Rows from a figure dataset |

-- Begin --

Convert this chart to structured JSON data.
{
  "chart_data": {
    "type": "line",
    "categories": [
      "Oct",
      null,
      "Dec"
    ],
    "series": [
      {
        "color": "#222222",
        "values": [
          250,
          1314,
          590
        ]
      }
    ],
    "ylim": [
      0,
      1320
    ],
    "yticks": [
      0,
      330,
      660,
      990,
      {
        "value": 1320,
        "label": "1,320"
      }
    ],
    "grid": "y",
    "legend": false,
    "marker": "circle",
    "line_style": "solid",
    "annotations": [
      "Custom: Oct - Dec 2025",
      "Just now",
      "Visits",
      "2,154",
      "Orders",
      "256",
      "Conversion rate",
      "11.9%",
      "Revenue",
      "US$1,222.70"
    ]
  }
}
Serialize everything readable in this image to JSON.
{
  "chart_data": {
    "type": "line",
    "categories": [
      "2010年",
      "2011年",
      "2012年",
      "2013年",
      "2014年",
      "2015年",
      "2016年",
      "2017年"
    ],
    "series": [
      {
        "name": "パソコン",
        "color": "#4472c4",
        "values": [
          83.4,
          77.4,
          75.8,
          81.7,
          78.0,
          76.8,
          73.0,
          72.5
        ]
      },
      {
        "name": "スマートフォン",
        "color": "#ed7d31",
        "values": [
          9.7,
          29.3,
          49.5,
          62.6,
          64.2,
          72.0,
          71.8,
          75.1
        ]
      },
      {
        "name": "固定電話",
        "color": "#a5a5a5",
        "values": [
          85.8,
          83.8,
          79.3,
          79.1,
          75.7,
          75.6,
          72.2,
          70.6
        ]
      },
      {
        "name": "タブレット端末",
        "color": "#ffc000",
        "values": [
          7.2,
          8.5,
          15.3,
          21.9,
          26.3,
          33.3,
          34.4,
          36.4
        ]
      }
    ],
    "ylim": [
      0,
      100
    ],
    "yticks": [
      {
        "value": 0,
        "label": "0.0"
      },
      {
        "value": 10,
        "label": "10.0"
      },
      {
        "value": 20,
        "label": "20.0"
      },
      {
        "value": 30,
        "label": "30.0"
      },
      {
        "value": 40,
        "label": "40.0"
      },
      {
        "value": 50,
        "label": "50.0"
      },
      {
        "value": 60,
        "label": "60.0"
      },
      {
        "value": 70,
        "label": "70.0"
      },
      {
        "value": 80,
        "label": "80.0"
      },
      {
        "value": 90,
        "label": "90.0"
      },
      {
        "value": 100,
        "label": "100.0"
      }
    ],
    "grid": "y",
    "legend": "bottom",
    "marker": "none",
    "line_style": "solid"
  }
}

-- End --

EXERCISE PROMPT | Using the data above, print every record exactly as shown.

EXERCISE SOLUTION |
Convert this chart to structured JSON data.
{
  "chart_data": {
    "type": "line",
    "categories": [
      "Oct",
      null,
      "Dec"
    ],
    "series": [
      {
        "color": "#222222",
        "values": [
          250,
          1314,
          590
        ]
      }
    ],
    "ylim": [
      0,
      1320
    ],
    "yticks": [
      0,
      330,
      660,
      990,
      {
        "value": 1320,
        "label": "1,320"
      }
    ],
    "grid": "y",
    "legend": false,
    "marker": "circle",
    "line_style": "solid",
    "annotations": [
      "Custom: Oct - Dec 2025",
      "Just now",
      "Visits",
      "2,154",
      "Orders",
      "256",
      "Conversion rate",
      "11.9%",
      "Revenue",
      "US$1,222.70"
    ]
  }
}
Serialize everything readable in this image to JSON.
{
  "chart_data": {
    "type": "line",
    "categories": [
      "2010年",
      "2011年",
      "2012年",
      "2013年",
      "2014年",
      "2015年",
      "2016年",
      "2017年"
    ],
    "series": [
      {
        "name": "パソコン",
        "color": "#4472c4",
        "values": [
          83.4,
          77.4,
          75.8,
          81.7,
          78.0,
          76.8,
          73.0,
          72.5
        ]
      },
      {
        "name": "スマートフォン",
        "color": "#ed7d31",
        "values": [
          9.7,
          29.3,
          49.5,
          62.6,
          64.2,
          72.0,
          71.8,
          75.1
        ]
      },
      {
        "name": "固定電話",
        "color": "#a5a5a5",
        "values": [
          85.8,
          83.8,
          79.3,
          79.1,
          75.7,
          75.6,
          72.2,
          70.6
        ]
      },
      {
        "name": "タブレット端末",
        "color": "#ffc000",
        "values": [
          7.2,
          8.5,
          15.3,
          21.9,
          26.3,
          33.3,
          34.4,
          36.4
        ]
      }
    ],
    "ylim": [
      0,
      100
    ],
    "yticks": [
      {
        "value": 0,
        "label": "0.0"
      },
      {
        "value": 10,
        "label": "10.0"
      },
      {
        "value": 20,
        "label": "20.0"
      },
      {
        "value": 30,
        "label": "30.0"
      },
      {
        "value": 40,
        "label": "40.0"
      },
      {
        "value": 50,
        "label": "50.0"
      },
      {
        "value": 60,
        "label": "60.0"
      },
      {
        "value": 70,
        "label": "70.0"
      },
      {
        "value": 80,
        "label": "80.0"
      },
      {
        "value": 90,
        "label": "90.0"
      },
      {
        "value": 100,
        "label": "100.0"
      }
    ],
    "grid": "y",
    "legend": "bottom",
    "marker": "none",
    "line_style": "solid"
  }
}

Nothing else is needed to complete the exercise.